— Start of Text passage —
Studio album by Bayside
- Released: January 27, 2004
- Recorded: Phase Studios, College Park, Maryland
- Genre: Emo; pop-punk; post-hardcore;
- Length: 39:48
- Label: Victory
- Producer: J. Robbins; Bayside;

Bayside chronology
| Bayside/Name Taken – Split EP (2003) | Sirens and Condolences (2004) | Bayside (2005) |

= Sirens and Condolences =

Sirens and Condolences is the debut studio album by American punk rock band Bayside.

The album was the only one not entirely credited to Bayside as a band. The music and melodies were written by frontman Anthony Raneri, while the lyrics were written by bassist Andrew Elderbaum. The same process was used on their split CD with Name Taken. Elderbaum, along with drummer Jim Mitchell, left the band shortly after the album's release.

==Background==
Due to exposure from publications as Alternative Press and Skratch, the group signed to independent label Victory Records on May 15, 2003. In July and August 2003, the band toured across the US, with Glasseater, Celebrity, and My Hotel Year. The band recorded their debut album in October 2003.
— End of Text passage —
— Start of Data block —
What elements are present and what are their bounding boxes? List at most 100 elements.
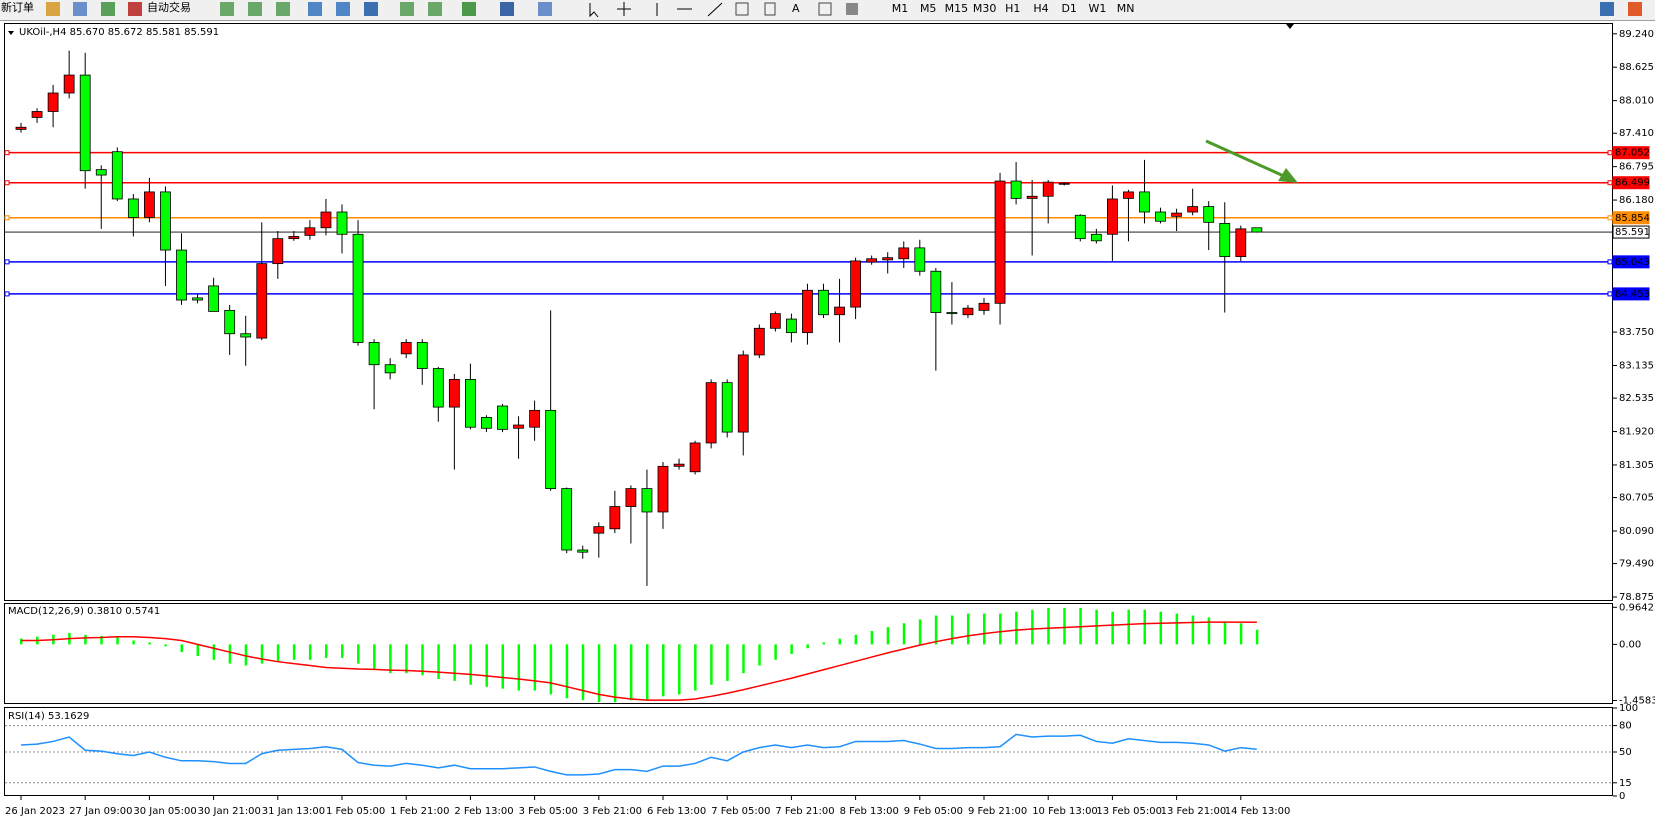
— End of Data block —
• **Task list**:
A – Decide whether each of these statements agrees with the Sirens and Condolences article, answering yes or no and quoting the deciding words of the article: (i) The album's lyrics were written by bassist Andrew Elderbaum. (ii) Bayside signed to Victory Records in October 2003. (iii) The album was recorded at Phase Studios in College Park, Maryland.
B – Write out the part of the Sirens and Condolences article from "Bayside chronology" up to and including "the album's release.".

• **Results**:
A –
(i) Yes: "the lyrics were written by bassist Andrew Elderbaum"
(ii) No: "the group signed to independent label Victory Records on May 15, 2003"
(iii) Yes: "Recorded: Phase Studios, College Park, Maryland"

B –
Bayside chronology
| Bayside/Name Taken – Split EP (2003) | Sirens and Condolences (2004) | Bayside (2005) |

= Sirens and Condolences =

Sirens and Condolences is the debut studio album by American punk rock band Bayside.

The album was the only one not entirely credited to Bayside as a band. The music and melodies were written by frontman Anthony Raneri, while the lyrics were written by bassist Andrew Elderbaum. The same process was used on their split CD with Name Taken. Elderbaum, along with drummer Jim Mitchell, left the band shortly after the album's release.